__Description of the task__: Give the entries again, word for word.

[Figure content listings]
— BEGIN —

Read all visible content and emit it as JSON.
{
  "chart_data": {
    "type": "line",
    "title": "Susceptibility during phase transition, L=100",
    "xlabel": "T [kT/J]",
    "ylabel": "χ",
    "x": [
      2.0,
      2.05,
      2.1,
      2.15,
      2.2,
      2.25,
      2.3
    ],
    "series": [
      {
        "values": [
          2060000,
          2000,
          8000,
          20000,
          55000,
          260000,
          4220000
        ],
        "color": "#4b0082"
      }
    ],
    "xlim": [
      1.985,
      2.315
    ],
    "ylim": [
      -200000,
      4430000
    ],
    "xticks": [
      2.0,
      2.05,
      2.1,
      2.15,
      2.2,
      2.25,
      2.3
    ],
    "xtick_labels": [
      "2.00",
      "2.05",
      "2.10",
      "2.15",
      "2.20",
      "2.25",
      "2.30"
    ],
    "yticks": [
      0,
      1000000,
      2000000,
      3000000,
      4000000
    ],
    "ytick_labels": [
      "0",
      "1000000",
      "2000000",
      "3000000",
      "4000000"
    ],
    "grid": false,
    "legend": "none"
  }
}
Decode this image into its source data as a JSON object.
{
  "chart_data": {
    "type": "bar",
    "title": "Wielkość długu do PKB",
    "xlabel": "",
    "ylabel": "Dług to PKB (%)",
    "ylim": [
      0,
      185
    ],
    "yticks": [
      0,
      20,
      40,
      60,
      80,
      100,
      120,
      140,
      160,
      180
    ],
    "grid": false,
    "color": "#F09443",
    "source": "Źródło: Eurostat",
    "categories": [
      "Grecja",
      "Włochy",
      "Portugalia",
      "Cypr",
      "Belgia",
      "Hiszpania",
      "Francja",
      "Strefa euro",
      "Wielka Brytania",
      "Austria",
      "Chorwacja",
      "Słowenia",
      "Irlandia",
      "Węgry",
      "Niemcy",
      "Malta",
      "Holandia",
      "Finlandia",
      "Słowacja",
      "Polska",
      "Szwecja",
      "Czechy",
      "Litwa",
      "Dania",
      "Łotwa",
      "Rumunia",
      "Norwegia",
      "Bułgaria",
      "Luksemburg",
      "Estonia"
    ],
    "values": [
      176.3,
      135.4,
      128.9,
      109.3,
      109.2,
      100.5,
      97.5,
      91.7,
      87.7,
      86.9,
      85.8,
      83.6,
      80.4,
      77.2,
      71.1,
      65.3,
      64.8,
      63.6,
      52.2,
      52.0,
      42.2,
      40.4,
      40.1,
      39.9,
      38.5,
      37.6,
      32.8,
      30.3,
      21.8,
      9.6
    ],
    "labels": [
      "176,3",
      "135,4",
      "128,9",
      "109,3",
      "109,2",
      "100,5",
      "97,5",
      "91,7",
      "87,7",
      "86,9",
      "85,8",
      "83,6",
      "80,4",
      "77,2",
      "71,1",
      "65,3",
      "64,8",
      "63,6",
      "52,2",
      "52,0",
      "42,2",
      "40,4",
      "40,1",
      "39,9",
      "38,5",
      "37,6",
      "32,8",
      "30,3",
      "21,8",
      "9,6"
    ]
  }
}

— END —

__Result for this task__:
Read all visible content and emit it as JSON.
{
  "chart_data": {
    "type": "line",
    "title": "Susceptibility during phase transition, L=100",
    "xlabel": "T [kT/J]",
    "ylabel": "χ",
    "x": [
      2.0,
      2.05,
      2.1,
      2.15,
      2.2,
      2.25,
      2.3
    ],
    "series": [
      {
        "values": [
          2060000,
          2000,
          8000,
          20000,
          55000,
          260000,
          4220000
        ],
        "color": "#4b0082"
      }
    ],
    "xlim": [
      1.985,
      2.315
    ],
    "ylim": [
      -200000,
      4430000
    ],
    "xticks": [
      2.0,
      2.05,
      2.1,
      2.15,
      2.2,
      2.25,
      2.3
    ],
    "xtick_labels": [
      "2.00",
      "2.05",
      "2.10",
      "2.15",
      "2.20",
      "2.25",
      "2.30"
    ],
    "yticks": [
      0,
      1000000,
      2000000,
      3000000,
      4000000
    ],
    "ytick_labels": [
      "0",
      "1000000",
      "2000000",
      "3000000",
      "4000000"
    ],
    "grid": false,
    "legend": "none"
  }
}
Decode this image into its source data as a JSON object.
{
  "chart_data": {
    "type": "bar",
    "title": "Wielkość długu do PKB",
    "xlabel": "",
    "ylabel": "Dług to PKB (%)",
    "ylim": [
      0,
      185
    ],
    "yticks": [
      0,
      20,
      40,
      60,
      80,
      100,
      120,
      140,
      160,
      180
    ],
    "grid": false,
    "color": "#F09443",
    "source": "Źródło: Eurostat",
    "categories": [
      "Grecja",
      "Włochy",
      "Portugalia",
      "Cypr",
      "Belgia",
      "Hiszpania",
      "Francja",
      "Strefa euro",
      "Wielka Brytania",
      "Austria",
      "Chorwacja",
      "Słowenia",
      "Irlandia",
      "Węgry",
      "Niemcy",
      "Malta",
      "Holandia",
      "Finlandia",
      "Słowacja",
      "Polska",
      "Szwecja",
      "Czechy",
      "Litwa",
      "Dania",
      "Łotwa",
      "Rumunia",
      "Norwegia",
      "Bułgaria",
      "Luksemburg",
      "Estonia"
    ],
    "values": [
      176.3,
      135.4,
      128.9,
      109.3,
      109.2,
      100.5,
      97.5,
      91.7,
      87.7,
      86.9,
      85.8,
      83.6,
      80.4,
      77.2,
      71.1,
      65.3,
      64.8,
      63.6,
      52.2,
      52.0,
      42.2,
      40.4,
      40.1,
      39.9,
      38.5,
      37.6,
      32.8,
      30.3,
      21.8,
      9.6
    ],
    "labels": [
      "176,3",
      "135,4",
      "128,9",
      "109,3",
      "109,2",
      "100,5",
      "97,5",
      "91,7",
      "87,7",
      "86,9",
      "85,8",
      "83,6",
      "80,4",
      "77,2",
      "71,1",
      "65,3",
      "64,8",
      "63,6",
      "52,2",
      "52,0",
      "42,2",
      "40,4",
      "40,1",
      "39,9",
      "38,5",
      "37,6",
      "32,8",
      "30,3",
      "21,8",
      "9,6"
    ]
  }
}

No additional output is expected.